YOUR TASK = In the passage on shoulder dislocations, what term is used for a partial dislocation?
+++ EXERCISE PASSAGE
Dislocations are some of the most unsettling shoulder problems for patients. If you have dislocated your shoulder, the good news is that it is often possible to make it stable again. I’m going to review 5 points that might surprise you about shoulder dislocations. My hope is that they will give you some perspective prior to pursing treatment for a shoulder dislocation.
1. Not all “shoulder dislocations” are true dislocations.
A true dislocation of the ball and socket portion of the shoulder joint occurs when the ball is forced 100% out of the socket.
Sometimes when you feel your shoulder “come out” it is really only a partial dislocation or what is called a “subluxation.” How you experience the event is often telling: if you felt your shoulder slide out and then back in on it’s own, then it is more likely a subluxation. Subluxations can be painful and still cause injury like a torn labrum. But they are usually not as severe as full dislocations.
Typically it’s very difficult to pop your own shoulder back into place if you have truly dislocated the ball and socket joint – not impossible- just VERY difficult. The reason is that when you fully dislocate your shoulder, the muscles around the joint spasm and hold the shoulder joint out of place. When this happens, it’s often necessary for a medical professional to give you some form of muscle relaxer and help manipulate it back in place. Sedation can usually be given only in a hospital.
++++++
+++ DATA UNDER STUDY
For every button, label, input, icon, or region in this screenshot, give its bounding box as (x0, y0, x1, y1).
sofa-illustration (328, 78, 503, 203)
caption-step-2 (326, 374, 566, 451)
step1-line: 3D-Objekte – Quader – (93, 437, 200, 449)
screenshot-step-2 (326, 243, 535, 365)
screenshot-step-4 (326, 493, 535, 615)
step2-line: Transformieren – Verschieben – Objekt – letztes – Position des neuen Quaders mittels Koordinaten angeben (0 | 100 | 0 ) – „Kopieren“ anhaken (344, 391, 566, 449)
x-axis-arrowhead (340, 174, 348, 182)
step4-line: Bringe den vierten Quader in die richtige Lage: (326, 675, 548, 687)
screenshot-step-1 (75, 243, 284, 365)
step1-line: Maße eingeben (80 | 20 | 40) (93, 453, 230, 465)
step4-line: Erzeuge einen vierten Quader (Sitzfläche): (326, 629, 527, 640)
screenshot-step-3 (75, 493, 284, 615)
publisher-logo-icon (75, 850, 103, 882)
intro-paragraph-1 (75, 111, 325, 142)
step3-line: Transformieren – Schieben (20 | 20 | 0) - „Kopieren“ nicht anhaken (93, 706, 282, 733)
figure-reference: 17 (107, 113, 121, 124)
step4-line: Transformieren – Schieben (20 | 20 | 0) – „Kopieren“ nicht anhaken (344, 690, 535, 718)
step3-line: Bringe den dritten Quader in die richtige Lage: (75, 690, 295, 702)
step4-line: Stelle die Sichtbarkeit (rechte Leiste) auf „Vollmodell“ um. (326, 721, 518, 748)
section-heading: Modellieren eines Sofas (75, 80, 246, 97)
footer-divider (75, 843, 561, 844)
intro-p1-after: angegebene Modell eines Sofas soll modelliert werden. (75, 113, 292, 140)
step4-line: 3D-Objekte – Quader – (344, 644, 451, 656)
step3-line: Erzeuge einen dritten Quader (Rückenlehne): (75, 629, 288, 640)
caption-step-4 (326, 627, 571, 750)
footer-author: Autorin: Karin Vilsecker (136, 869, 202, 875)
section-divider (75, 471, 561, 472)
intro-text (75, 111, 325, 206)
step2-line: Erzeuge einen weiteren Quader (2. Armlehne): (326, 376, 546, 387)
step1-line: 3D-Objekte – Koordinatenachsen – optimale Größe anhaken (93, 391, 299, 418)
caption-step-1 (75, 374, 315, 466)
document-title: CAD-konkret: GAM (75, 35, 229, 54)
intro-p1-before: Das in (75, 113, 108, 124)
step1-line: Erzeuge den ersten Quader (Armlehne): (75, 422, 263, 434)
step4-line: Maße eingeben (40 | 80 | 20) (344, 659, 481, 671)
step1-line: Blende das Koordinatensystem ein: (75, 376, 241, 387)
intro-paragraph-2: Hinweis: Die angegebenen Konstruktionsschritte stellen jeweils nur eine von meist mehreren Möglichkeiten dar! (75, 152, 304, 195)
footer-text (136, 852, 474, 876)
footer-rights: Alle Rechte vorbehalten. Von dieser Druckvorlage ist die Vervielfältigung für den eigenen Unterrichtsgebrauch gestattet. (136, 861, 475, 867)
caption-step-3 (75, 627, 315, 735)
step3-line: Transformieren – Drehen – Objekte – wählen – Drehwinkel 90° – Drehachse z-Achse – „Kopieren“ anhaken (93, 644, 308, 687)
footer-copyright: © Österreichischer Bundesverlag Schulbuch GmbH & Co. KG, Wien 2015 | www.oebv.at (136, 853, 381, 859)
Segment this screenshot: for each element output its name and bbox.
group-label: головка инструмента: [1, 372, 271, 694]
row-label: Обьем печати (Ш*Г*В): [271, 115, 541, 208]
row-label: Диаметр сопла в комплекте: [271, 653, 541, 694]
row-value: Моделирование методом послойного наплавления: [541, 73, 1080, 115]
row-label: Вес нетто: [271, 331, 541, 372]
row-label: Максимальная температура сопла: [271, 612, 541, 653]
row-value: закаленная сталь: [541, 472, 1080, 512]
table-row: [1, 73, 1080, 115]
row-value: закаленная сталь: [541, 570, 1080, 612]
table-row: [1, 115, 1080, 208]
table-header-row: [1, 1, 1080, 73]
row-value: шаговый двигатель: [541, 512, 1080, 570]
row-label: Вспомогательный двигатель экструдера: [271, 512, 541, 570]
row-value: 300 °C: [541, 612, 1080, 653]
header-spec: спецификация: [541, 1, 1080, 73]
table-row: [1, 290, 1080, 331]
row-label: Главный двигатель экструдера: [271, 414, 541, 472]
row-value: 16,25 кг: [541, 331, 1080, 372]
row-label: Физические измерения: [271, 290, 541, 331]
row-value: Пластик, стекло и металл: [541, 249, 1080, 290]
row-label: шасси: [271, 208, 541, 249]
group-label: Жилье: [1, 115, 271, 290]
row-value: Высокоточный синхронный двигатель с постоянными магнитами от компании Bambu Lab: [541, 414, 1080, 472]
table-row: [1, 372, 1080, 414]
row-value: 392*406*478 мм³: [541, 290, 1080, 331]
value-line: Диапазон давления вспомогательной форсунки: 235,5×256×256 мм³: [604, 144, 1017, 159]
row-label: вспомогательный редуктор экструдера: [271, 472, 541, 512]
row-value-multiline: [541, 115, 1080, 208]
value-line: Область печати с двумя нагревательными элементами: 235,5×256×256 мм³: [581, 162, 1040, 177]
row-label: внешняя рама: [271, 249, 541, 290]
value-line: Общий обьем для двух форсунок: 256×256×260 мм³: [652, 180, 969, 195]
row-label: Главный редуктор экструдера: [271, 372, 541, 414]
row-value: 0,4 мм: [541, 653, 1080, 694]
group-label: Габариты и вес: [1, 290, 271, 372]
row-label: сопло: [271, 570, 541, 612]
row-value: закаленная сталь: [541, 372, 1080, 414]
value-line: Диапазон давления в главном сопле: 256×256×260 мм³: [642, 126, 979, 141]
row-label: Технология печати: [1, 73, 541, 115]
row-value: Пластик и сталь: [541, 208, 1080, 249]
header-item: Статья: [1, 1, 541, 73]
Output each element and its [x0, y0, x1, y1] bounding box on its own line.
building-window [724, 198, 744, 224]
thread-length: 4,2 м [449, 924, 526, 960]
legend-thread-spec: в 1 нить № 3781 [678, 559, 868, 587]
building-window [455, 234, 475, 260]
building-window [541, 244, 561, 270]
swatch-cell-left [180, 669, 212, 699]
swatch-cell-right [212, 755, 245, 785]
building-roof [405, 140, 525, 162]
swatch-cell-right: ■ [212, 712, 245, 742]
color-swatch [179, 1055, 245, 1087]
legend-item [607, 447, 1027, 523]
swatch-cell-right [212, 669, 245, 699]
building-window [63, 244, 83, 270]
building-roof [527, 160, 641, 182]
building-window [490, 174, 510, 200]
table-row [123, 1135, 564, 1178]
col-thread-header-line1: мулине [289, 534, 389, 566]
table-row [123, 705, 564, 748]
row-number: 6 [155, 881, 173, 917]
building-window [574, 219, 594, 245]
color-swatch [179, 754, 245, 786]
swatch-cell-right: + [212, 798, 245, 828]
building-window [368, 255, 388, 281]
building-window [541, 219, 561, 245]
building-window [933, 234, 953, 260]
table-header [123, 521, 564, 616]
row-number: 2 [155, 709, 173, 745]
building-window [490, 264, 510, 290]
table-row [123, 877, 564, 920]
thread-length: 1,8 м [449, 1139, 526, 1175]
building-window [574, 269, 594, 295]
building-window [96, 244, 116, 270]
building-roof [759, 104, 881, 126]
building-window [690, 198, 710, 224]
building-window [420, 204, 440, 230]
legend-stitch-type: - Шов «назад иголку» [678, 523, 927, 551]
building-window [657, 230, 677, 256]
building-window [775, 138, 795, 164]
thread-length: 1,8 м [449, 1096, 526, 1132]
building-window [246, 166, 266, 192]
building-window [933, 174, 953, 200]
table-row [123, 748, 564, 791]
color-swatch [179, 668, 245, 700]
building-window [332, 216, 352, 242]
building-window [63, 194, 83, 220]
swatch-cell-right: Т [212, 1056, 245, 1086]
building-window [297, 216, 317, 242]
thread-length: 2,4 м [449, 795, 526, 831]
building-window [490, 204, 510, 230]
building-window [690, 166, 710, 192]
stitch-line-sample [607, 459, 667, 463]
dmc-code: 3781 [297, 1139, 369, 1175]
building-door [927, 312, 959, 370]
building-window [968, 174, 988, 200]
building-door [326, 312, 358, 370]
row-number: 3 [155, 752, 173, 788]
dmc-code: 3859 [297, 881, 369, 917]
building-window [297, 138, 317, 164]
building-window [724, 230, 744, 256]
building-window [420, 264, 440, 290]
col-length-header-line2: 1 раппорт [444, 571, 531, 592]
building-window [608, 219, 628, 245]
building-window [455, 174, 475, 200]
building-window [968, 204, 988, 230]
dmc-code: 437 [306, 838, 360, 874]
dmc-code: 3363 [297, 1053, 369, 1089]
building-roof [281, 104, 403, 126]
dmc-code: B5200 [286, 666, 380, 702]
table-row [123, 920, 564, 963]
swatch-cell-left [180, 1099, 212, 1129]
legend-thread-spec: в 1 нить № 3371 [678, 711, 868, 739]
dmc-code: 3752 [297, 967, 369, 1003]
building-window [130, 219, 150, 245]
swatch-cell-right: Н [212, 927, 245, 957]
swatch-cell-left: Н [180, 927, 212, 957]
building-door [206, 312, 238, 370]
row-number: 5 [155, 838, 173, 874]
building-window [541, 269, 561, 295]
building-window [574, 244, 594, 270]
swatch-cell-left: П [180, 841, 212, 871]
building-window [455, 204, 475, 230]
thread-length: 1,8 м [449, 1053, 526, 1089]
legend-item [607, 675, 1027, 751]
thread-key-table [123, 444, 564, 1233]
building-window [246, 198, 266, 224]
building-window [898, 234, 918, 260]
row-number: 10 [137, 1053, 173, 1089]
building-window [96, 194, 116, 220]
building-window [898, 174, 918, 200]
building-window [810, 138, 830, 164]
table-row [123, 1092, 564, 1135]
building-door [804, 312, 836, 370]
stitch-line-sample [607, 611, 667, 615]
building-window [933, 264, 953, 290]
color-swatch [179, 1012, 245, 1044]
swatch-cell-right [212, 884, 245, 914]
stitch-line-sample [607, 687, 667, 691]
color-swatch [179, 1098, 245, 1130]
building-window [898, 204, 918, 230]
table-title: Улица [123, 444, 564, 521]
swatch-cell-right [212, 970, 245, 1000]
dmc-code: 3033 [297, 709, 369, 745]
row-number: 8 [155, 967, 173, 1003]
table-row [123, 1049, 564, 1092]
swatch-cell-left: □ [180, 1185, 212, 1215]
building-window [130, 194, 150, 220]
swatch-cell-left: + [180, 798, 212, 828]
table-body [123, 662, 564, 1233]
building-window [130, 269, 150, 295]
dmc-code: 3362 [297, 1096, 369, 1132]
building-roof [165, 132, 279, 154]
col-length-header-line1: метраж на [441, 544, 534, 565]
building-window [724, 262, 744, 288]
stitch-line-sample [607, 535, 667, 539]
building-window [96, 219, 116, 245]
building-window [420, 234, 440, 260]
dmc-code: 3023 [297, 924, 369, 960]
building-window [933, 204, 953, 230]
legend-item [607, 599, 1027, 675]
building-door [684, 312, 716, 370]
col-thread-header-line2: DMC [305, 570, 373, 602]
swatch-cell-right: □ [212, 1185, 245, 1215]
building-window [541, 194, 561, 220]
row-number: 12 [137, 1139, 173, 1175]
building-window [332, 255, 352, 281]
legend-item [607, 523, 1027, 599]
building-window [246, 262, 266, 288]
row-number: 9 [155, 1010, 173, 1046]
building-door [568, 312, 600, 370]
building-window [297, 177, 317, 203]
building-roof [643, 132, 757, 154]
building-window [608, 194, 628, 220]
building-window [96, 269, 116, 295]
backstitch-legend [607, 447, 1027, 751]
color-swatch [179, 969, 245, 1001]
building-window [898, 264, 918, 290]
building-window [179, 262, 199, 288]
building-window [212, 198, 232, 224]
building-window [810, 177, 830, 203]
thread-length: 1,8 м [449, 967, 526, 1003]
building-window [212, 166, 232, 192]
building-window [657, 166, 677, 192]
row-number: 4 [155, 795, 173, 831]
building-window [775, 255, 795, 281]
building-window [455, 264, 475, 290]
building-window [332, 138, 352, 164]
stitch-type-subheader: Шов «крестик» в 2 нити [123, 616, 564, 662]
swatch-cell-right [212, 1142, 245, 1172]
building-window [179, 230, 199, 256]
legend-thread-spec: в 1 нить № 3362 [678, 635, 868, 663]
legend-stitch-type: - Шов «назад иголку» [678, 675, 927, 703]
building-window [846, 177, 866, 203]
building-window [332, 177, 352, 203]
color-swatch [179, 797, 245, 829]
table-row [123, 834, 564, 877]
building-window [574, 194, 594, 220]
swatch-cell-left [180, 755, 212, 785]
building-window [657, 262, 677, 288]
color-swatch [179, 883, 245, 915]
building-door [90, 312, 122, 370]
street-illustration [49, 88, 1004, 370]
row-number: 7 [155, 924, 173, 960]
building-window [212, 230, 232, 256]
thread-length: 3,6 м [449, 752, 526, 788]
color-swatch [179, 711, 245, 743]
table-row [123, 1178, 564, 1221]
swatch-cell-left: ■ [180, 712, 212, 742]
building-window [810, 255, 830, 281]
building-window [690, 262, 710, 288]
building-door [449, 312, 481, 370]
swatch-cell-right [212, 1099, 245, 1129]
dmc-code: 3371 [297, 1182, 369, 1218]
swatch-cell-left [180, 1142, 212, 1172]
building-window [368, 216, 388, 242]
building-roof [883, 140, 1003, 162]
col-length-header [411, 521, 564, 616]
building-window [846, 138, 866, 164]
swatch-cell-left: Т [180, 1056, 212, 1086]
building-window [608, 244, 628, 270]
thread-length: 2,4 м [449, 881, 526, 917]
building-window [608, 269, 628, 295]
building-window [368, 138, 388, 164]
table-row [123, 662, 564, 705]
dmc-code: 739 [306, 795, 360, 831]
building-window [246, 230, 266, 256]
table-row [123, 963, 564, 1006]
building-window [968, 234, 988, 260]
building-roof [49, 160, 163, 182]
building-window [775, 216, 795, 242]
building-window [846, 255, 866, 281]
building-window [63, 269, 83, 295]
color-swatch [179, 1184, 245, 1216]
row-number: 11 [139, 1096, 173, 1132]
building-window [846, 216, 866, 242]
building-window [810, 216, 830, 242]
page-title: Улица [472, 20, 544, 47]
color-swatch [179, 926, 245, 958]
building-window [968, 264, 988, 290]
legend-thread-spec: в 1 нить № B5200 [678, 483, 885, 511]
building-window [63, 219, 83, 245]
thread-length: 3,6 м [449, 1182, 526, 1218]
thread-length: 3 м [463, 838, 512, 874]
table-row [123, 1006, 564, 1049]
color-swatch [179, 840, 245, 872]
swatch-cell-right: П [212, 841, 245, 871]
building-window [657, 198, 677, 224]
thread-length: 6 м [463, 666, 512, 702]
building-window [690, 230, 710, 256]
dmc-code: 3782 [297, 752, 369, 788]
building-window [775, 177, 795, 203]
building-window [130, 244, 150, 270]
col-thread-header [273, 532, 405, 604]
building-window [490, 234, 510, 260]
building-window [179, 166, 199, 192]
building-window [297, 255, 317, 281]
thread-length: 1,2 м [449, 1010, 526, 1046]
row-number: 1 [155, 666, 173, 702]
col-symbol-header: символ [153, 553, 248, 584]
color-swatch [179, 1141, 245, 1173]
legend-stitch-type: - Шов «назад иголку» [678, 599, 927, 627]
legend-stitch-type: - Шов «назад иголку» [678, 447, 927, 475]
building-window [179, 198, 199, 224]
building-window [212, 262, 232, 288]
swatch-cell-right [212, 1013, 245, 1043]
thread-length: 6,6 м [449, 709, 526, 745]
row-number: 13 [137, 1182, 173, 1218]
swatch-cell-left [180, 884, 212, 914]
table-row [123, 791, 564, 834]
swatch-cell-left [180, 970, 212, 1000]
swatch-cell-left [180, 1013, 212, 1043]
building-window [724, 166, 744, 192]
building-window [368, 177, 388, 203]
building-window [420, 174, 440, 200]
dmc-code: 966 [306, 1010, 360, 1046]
++++++
WRITTEN ANSWER = A subluxation.